#### [Problem details]
Set down each entry exactly as given; pictures should not appear in the copy.

========

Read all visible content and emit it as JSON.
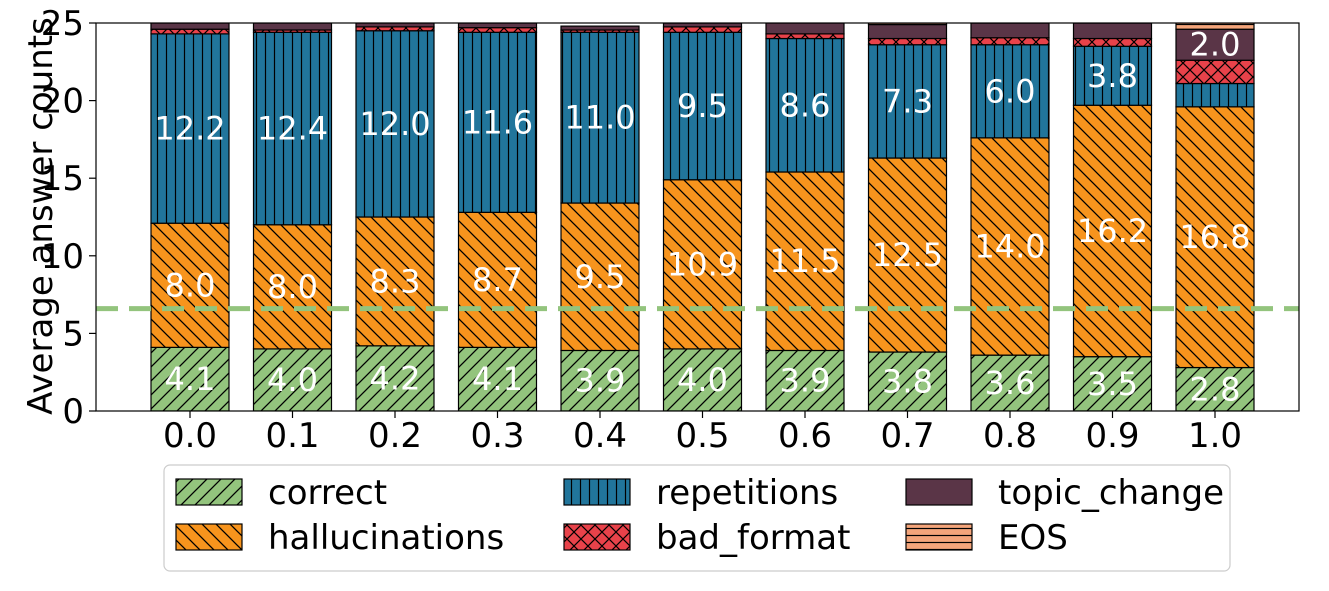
{
  "chart_data": {
    "type": "bar",
    "stacked": true,
    "categories": [
      "0.0",
      "0.1",
      "0.2",
      "0.3",
      "0.4",
      "0.5",
      "0.6",
      "0.7",
      "0.8",
      "0.9",
      "1.0"
    ],
    "xlabel": "",
    "ylabel": "Average answer counts",
    "ylim": [
      0,
      25
    ],
    "yticks": [
      0,
      5,
      10,
      15,
      20,
      25
    ],
    "grid": false,
    "legend_position": "bottom",
    "reference_line": {
      "y": 6.6,
      "color": "#93c47d",
      "style": "dashed"
    },
    "series": [
      {
        "name": "correct",
        "color": "#93c47d",
        "hatch": "forward",
        "values": [
          4.1,
          4.0,
          4.2,
          4.1,
          3.9,
          4.0,
          3.9,
          3.8,
          3.6,
          3.5,
          2.8
        ],
        "labels": [
          "4.1",
          "4.0",
          "4.2",
          "4.1",
          "3.9",
          "4.0",
          "3.9",
          "3.8",
          "3.6",
          "3.5",
          "2.8"
        ]
      },
      {
        "name": "hallucinations",
        "color": "#f7941d",
        "hatch": "back",
        "values": [
          8.0,
          8.0,
          8.3,
          8.7,
          9.5,
          10.9,
          11.5,
          12.5,
          14.0,
          16.2,
          16.8
        ],
        "labels": [
          "8.0",
          "8.0",
          "8.3",
          "8.7",
          "9.5",
          "10.9",
          "11.5",
          "12.5",
          "14.0",
          "16.2",
          "16.8"
        ]
      },
      {
        "name": "repetitions",
        "color": "#21759b",
        "hatch": "vertical",
        "values": [
          12.2,
          12.4,
          12.0,
          11.6,
          11.0,
          9.5,
          8.6,
          7.3,
          6.0,
          3.8,
          1.5
        ],
        "labels": [
          "12.2",
          "12.4",
          "12.0",
          "11.6",
          "11.0",
          "9.5",
          "8.6",
          "7.3",
          "6.0",
          "3.8",
          ""
        ]
      },
      {
        "name": "bad_format",
        "color": "#e8424a",
        "hatch": "cross",
        "values": [
          0.3,
          0.15,
          0.25,
          0.3,
          0.15,
          0.35,
          0.3,
          0.4,
          0.45,
          0.5,
          1.5
        ],
        "labels": [
          "",
          "",
          "",
          "",
          "",
          "",
          "",
          "",
          "",
          "",
          ""
        ]
      },
      {
        "name": "topic_change",
        "color": "#5a3547",
        "hatch": "none",
        "values": [
          0.4,
          0.45,
          0.25,
          0.3,
          0.25,
          0.25,
          0.7,
          0.9,
          0.95,
          1.0,
          2.0
        ],
        "labels": [
          "",
          "",
          "",
          "",
          "",
          "",
          "",
          "",
          "",
          "",
          "2.0"
        ]
      },
      {
        "name": "EOS",
        "color": "#f4a57b",
        "hatch": "horizontal",
        "values": [
          0.0,
          0.0,
          0.0,
          0.0,
          0.0,
          0.1,
          0.0,
          0.1,
          0.15,
          0.2,
          0.4
        ],
        "labels": [
          "",
          "",
          "",
          "",
          "",
          "",
          "",
          "",
          "",
          "",
          ""
        ]
      }
    ]
  }
}
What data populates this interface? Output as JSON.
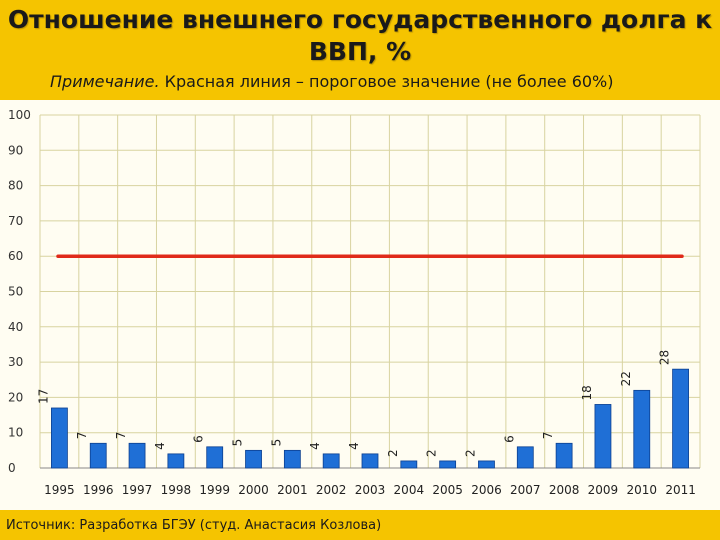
{
  "header": {
    "title_line1": "Отношение внешнего государственного долга к",
    "title_line2": "ВВП, %",
    "note_prefix": "Примечание.",
    "note_text": " Красная линия – пороговое значение (не более 60%)"
  },
  "footer": {
    "source": "Источник: Разработка БГЭУ (студ. Анастасия Козлова)"
  },
  "colors": {
    "bar": "#1f6fd6",
    "threshold": "#e02a1a",
    "grid": "#d8d3a0",
    "background": "#f5c400"
  },
  "chart_data": {
    "type": "bar",
    "title": "Отношение внешнего государственного долга к ВВП, %",
    "categories": [
      "1995",
      "1996",
      "1997",
      "1998",
      "1999",
      "2000",
      "2001",
      "2002",
      "2003",
      "2004",
      "2005",
      "2006",
      "2007",
      "2008",
      "2009",
      "2010",
      "2011"
    ],
    "values": [
      17,
      7,
      7,
      4,
      6,
      5,
      5,
      4,
      4,
      2,
      2,
      2,
      6,
      7,
      18,
      22,
      28
    ],
    "ylim": [
      0,
      100
    ],
    "yticks": [
      0,
      10,
      20,
      30,
      40,
      50,
      60,
      70,
      80,
      90,
      100
    ],
    "threshold": 60,
    "grid": true,
    "legend": "none"
  }
}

========

#### [Complete answer]
Read all visible content and emit it as JSON.
{
  "chart_data": {
    "type": "bar",
    "stacked": true,
    "categories": [
      "0.0",
      "0.1",
      "0.2",
      "0.3",
      "0.4",
      "0.5",
      "0.6",
      "0.7",
      "0.8",
      "0.9",
      "1.0"
    ],
    "xlabel": "",
    "ylabel": "Average answer counts",
    "ylim": [
      0,
      25
    ],
    "yticks": [
      0,
      5,
      10,
      15,
      20,
      25
    ],
    "grid": false,
    "legend_position": "bottom",
    "reference_line": {
      "y": 6.6,
      "color": "#93c47d",
      "style": "dashed"
    },
    "series": [
      {
        "name": "correct",
        "color": "#93c47d",
        "hatch": "forward",
        "values": [
          4.1,
          4.0,
          4.2,
          4.1,
          3.9,
          4.0,
          3.9,
          3.8,
          3.6,
          3.5,
          2.8
        ],
        "labels": [
          "4.1",
          "4.0",
          "4.2",
          "4.1",
          "3.9",
          "4.0",
          "3.9",
          "3.8",
          "3.6",
          "3.5",
          "2.8"
        ]
      },
      {
        "name": "hallucinations",
        "color": "#f7941d",
        "hatch": "back",
        "values": [
          8.0,
          8.0,
          8.3,
          8.7,
          9.5,
          10.9,
          11.5,
          12.5,
          14.0,
          16.2,
          16.8
        ],
        "labels": [
          "8.0",
          "8.0",
          "8.3",
          "8.7",
          "9.5",
          "10.9",
          "11.5",
          "12.5",
          "14.0",
          "16.2",
          "16.8"
        ]
      },
      {
        "name": "repetitions",
        "color": "#21759b",
        "hatch": "vertical",
        "values": [
          12.2,
          12.4,
          12.0,
          11.6,
          11.0,
          9.5,
          8.6,
          7.3,
          6.0,
          3.8,
          1.5
        ],
        "labels": [
          "12.2",
          "12.4",
          "12.0",
          "11.6",
          "11.0",
          "9.5",
          "8.6",
          "7.3",
          "6.0",
          "3.8",
          ""
        ]
      },
      {
        "name": "bad_format",
        "color": "#e8424a",
        "hatch": "cross",
        "values": [
          0.3,
          0.15,
          0.25,
          0.3,
          0.15,
          0.35,
          0.3,
          0.4,
          0.45,
          0.5,
          1.5
        ],
        "labels": [
          "",
          "",
          "",
          "",
          "",
          "",
          "",
          "",
          "",
          "",
          ""
        ]
      },
      {
        "name": "topic_change",
        "color": "#5a3547",
        "hatch": "none",
        "values": [
          0.4,
          0.45,
          0.25,
          0.3,
          0.25,
          0.25,
          0.7,
          0.9,
          0.95,
          1.0,
          2.0
        ],
        "labels": [
          "",
          "",
          "",
          "",
          "",
          "",
          "",
          "",
          "",
          "",
          "2.0"
        ]
      },
      {
        "name": "EOS",
        "color": "#f4a57b",
        "hatch": "horizontal",
        "values": [
          0.0,
          0.0,
          0.0,
          0.0,
          0.0,
          0.1,
          0.0,
          0.1,
          0.15,
          0.2,
          0.4
        ],
        "labels": [
          "",
          "",
          "",
          "",
          "",
          "",
          "",
          "",
          "",
          "",
          ""
        ]
      }
    ]
  }
}
What data populates this interface? Output as JSON.
{
  "header": {
    "title_line1": "Отношение внешнего государственного долга к",
    "title_line2": "ВВП, %",
    "note_prefix": "Примечание.",
    "note_text": " Красная линия – пороговое значение (не более 60%)"
  },
  "footer": {
    "source": "Источник: Разработка БГЭУ (студ. Анастасия Козлова)"
  },
  "colors": {
    "bar": "#1f6fd6",
    "threshold": "#e02a1a",
    "grid": "#d8d3a0",
    "background": "#f5c400"
  },
  "chart_data": {
    "type": "bar",
    "title": "Отношение внешнего государственного долга к ВВП, %",
    "categories": [
      "1995",
      "1996",
      "1997",
      "1998",
      "1999",
      "2000",
      "2001",
      "2002",
      "2003",
      "2004",
      "2005",
      "2006",
      "2007",
      "2008",
      "2009",
      "2010",
      "2011"
    ],
    "values": [
      17,
      7,
      7,
      4,
      6,
      5,
      5,
      4,
      4,
      2,
      2,
      2,
      6,
      7,
      18,
      22,
      28
    ],
    "ylim": [
      0,
      100
    ],
    "yticks": [
      0,
      10,
      20,
      30,
      40,
      50,
      60,
      70,
      80,
      90,
      100
    ],
    "threshold": 60,
    "grid": true,
    "legend": "none"
  }
}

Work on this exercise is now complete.